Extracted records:
★ ★ ★ ★

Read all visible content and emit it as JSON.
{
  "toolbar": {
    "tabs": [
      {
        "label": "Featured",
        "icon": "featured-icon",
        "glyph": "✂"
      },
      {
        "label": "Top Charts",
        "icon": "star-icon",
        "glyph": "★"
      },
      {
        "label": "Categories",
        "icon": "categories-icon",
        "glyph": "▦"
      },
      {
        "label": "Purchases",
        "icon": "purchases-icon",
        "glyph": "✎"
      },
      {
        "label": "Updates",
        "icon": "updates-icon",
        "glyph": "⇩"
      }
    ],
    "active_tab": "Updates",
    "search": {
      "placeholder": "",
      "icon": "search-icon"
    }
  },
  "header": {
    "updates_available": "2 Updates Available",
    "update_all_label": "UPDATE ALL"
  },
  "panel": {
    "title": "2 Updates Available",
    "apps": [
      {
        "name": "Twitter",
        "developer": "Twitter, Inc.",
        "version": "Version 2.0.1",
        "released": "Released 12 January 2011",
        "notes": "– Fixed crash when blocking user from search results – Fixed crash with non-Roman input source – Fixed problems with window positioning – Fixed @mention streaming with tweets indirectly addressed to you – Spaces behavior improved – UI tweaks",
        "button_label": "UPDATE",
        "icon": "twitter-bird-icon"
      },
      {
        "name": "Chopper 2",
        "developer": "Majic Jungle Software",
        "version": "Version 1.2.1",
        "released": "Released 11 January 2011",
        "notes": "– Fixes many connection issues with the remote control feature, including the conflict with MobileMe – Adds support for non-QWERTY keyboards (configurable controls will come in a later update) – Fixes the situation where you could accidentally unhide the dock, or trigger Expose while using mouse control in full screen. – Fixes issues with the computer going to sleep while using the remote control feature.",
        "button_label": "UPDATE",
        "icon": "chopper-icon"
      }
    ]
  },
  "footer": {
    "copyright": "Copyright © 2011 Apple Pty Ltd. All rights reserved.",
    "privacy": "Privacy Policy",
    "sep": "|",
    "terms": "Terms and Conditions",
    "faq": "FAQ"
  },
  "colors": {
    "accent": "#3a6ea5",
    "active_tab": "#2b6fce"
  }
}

★ ★ ★ ★

What you should do: Extract every line of the records above that contains the word "search".

Answer to the problem:
    "search": {
      "icon": "search-icon"
        "notes": "– Fixed crash when blocking user from search results – Fixed crash with non-Roman input source – Fixed problems with window positioning – Fixed @mention streaming with tweets indirectly addressed to you – Spaces behavior improved – UI tweaks",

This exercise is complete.